THE REQUEST: Pull out every line below that contains the word "screenshot".

[Excerpts from a figure dataset]
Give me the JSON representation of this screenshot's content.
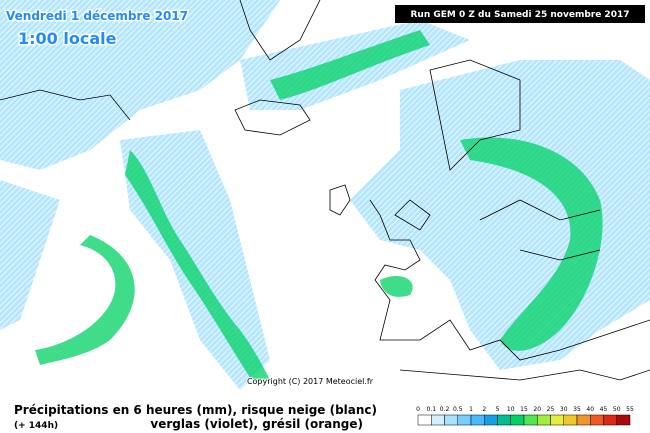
{
  "header": {
    "date": "Vendredi 1 décembre 2017",
    "time": "1:00 locale",
    "run": "Run GEM 0 Z du Samedi 25 novembre 2017"
  },
  "copyright": "Copyright (C) 2017 Meteociel.fr",
  "footer": {
    "line1": "Précipitations en 6 heures (mm), risque neige (blanc)",
    "lead": "(+ 144h)",
    "line2": "verglas (violet), grésil (orange)"
  },
  "legend": {
    "ticks": [
      0,
      0.1,
      0.2,
      0.5,
      1,
      2,
      5,
      10,
      15,
      20,
      25,
      30,
      35,
      40,
      45,
      50,
      55
    ],
    "colors": [
      "#ffffff",
      "#d2f0ff",
      "#aae1ff",
      "#78cdff",
      "#46b9ff",
      "#14a0e6",
      "#00be96",
      "#00d264",
      "#50e650",
      "#a0f03c",
      "#e6f032",
      "#f0c828",
      "#f09628",
      "#f05a1e",
      "#dc2814",
      "#aa0a0a"
    ]
  }
}
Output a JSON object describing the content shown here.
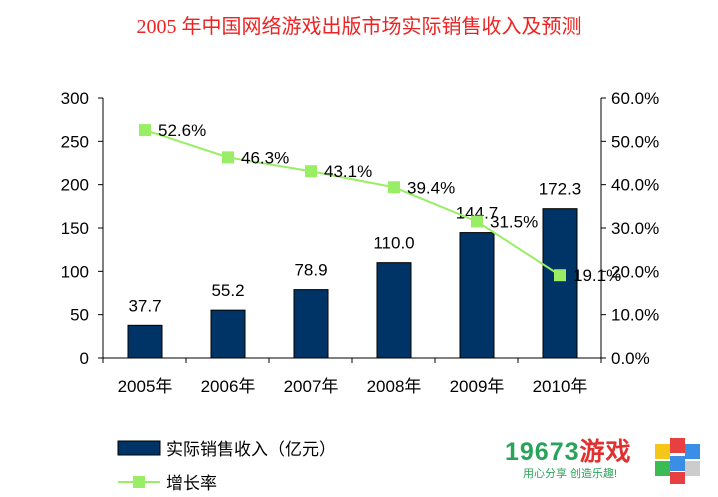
{
  "chart_data": {
    "type": "bar+line",
    "title": "2005 年中国网络游戏出版市场实际销售收入及预测",
    "categories": [
      "2005年",
      "2006年",
      "2007年",
      "2008年",
      "2009年",
      "2010年"
    ],
    "series": [
      {
        "name": "实际销售收入（亿元）",
        "type": "bar",
        "axis": "left",
        "values": [
          37.7,
          55.2,
          78.9,
          110.0,
          144.7,
          172.3
        ],
        "labels": [
          "37.7",
          "55.2",
          "78.9",
          "110.0",
          "144.7",
          "172.3"
        ],
        "color": "#003366"
      },
      {
        "name": "增长率",
        "type": "line",
        "axis": "right",
        "values": [
          52.6,
          46.3,
          43.1,
          39.4,
          31.5,
          19.1
        ],
        "labels": [
          "52.6%",
          "46.3%",
          "43.1%",
          "39.4%",
          "31.5%",
          "19.1%"
        ],
        "color": "#99ee66"
      }
    ],
    "y_left": {
      "range": [
        0,
        300
      ],
      "ticks": [
        "0",
        "50",
        "100",
        "150",
        "200",
        "250",
        "300"
      ]
    },
    "y_right": {
      "range": [
        0,
        60
      ],
      "ticks": [
        "0.0%",
        "10.0%",
        "20.0%",
        "30.0%",
        "40.0%",
        "50.0%",
        "60.0%"
      ]
    },
    "grid": false,
    "legend": "bottom-left"
  },
  "logo": {
    "name": "19673",
    "name_cn": "游戏",
    "slogan": "用心分享 创造乐趣!"
  }
}
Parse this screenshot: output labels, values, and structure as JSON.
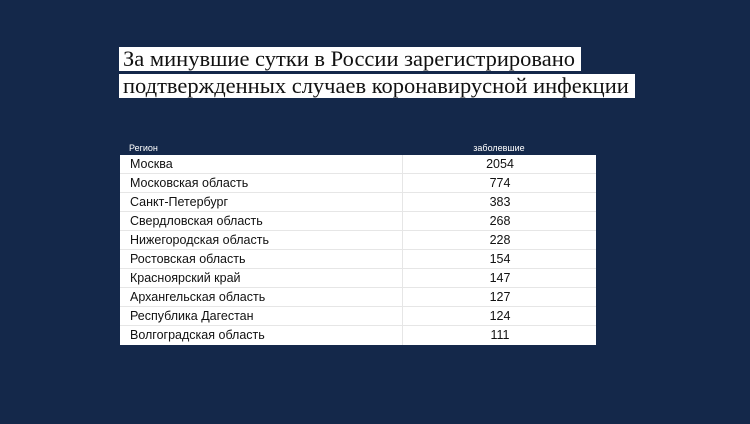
{
  "title": {
    "line1": "За минувшие сутки в России зарегистрировано",
    "line2": "подтвержденных случаев коронавирусной инфекции"
  },
  "table": {
    "headers": [
      "Регион",
      "заболевшие"
    ],
    "rows": [
      [
        "Москва",
        "2054"
      ],
      [
        "Московская область",
        "774"
      ],
      [
        "Санкт-Петербург",
        "383"
      ],
      [
        "Свердловская область",
        "268"
      ],
      [
        "Нижегородская область",
        "228"
      ],
      [
        "Ростовская область",
        "154"
      ],
      [
        "Красноярский край",
        "147"
      ],
      [
        "Архангельская область",
        "127"
      ],
      [
        "Республика Дагестан",
        "124"
      ],
      [
        "Волгоградская область",
        "111"
      ]
    ]
  },
  "colors": {
    "background": "#14284a",
    "panel": "#ffffff"
  }
}
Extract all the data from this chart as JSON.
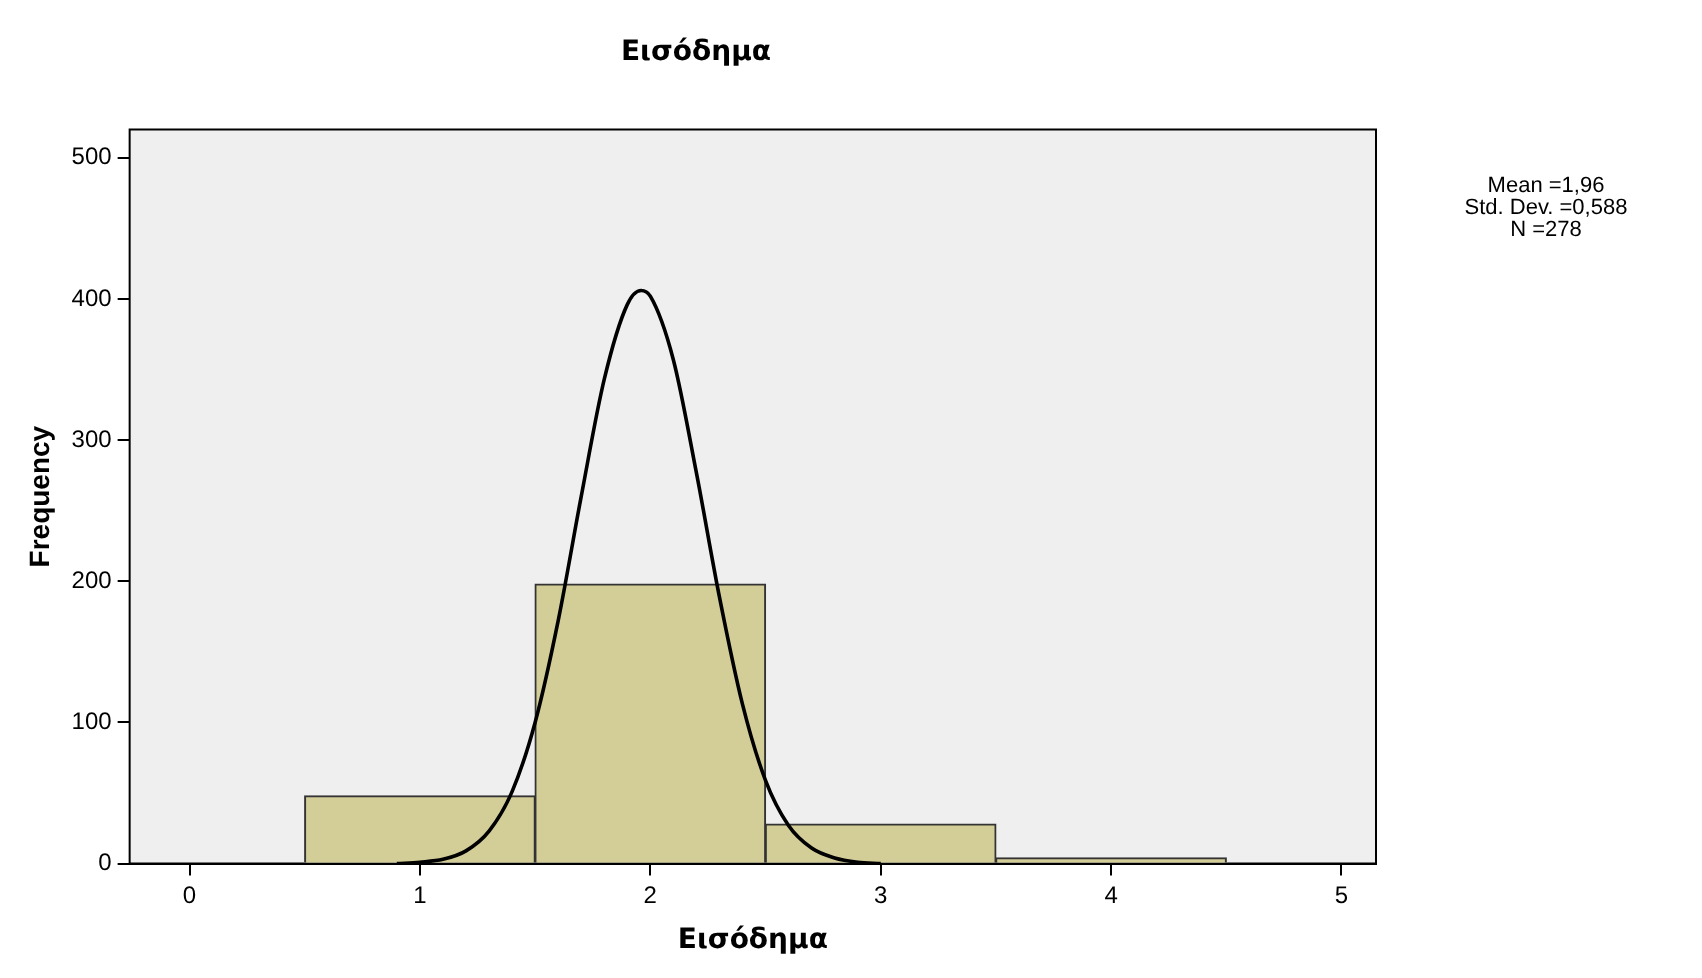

THE SOLUTION:
Give me the JSON representation of this screenshot's content.
Parse this screenshot: output labels, values, and structure as JSON.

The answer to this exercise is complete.